Go through the data below and gather each line containing "orbit".

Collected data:

- - - - - - -

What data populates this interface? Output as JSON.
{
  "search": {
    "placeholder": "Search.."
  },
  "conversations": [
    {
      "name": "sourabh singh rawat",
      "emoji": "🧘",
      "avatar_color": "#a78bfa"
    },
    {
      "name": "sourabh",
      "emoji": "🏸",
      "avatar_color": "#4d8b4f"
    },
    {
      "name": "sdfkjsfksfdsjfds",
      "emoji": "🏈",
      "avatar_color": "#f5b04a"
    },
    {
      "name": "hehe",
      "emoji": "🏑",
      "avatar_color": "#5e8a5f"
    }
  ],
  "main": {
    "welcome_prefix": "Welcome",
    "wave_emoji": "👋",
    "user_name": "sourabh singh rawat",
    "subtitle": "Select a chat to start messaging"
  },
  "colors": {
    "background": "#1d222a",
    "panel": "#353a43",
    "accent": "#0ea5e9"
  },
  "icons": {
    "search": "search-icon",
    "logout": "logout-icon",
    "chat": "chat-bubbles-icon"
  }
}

- - - - - - -

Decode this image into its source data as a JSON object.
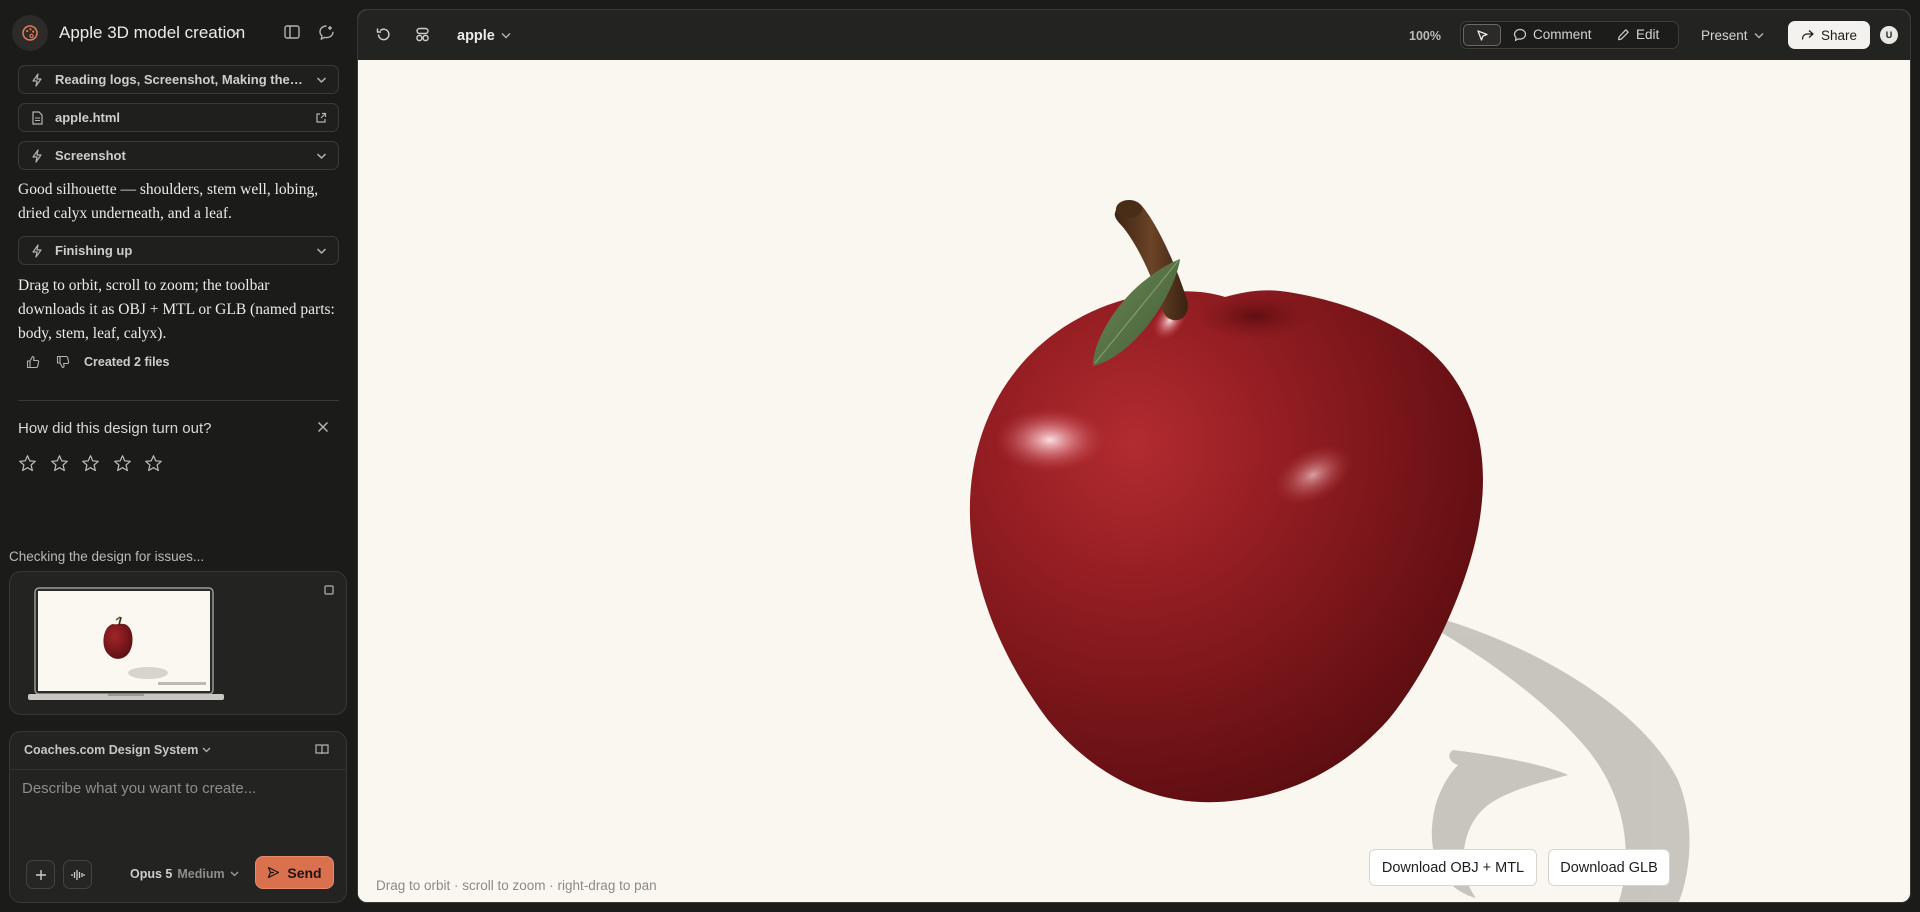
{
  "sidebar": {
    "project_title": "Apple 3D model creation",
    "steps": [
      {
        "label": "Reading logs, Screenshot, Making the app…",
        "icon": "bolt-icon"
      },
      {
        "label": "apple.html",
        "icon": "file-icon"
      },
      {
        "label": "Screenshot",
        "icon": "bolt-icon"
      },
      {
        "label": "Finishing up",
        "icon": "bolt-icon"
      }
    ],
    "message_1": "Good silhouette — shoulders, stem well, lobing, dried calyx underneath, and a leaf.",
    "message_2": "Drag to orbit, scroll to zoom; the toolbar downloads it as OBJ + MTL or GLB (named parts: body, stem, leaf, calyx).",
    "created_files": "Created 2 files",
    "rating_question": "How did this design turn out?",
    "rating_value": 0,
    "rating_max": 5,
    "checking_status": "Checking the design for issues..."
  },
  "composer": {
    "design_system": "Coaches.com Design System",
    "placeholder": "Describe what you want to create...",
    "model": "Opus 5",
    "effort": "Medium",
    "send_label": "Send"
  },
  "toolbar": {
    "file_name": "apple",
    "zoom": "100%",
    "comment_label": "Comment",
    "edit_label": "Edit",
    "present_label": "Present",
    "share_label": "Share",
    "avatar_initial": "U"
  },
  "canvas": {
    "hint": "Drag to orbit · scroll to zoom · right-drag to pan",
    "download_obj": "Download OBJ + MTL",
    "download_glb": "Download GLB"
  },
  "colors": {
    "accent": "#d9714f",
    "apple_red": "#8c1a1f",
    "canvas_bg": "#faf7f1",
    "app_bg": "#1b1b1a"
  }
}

- - - - - - -

→ **Result for this task**:
    "message_2": "Drag to orbit, scroll to zoom; the toolbar downloads it as OBJ + MTL or GLB (named parts: body, stem, leaf, calyx).",
    "hint": "Drag to orbit · scroll to zoom · right-drag to pan",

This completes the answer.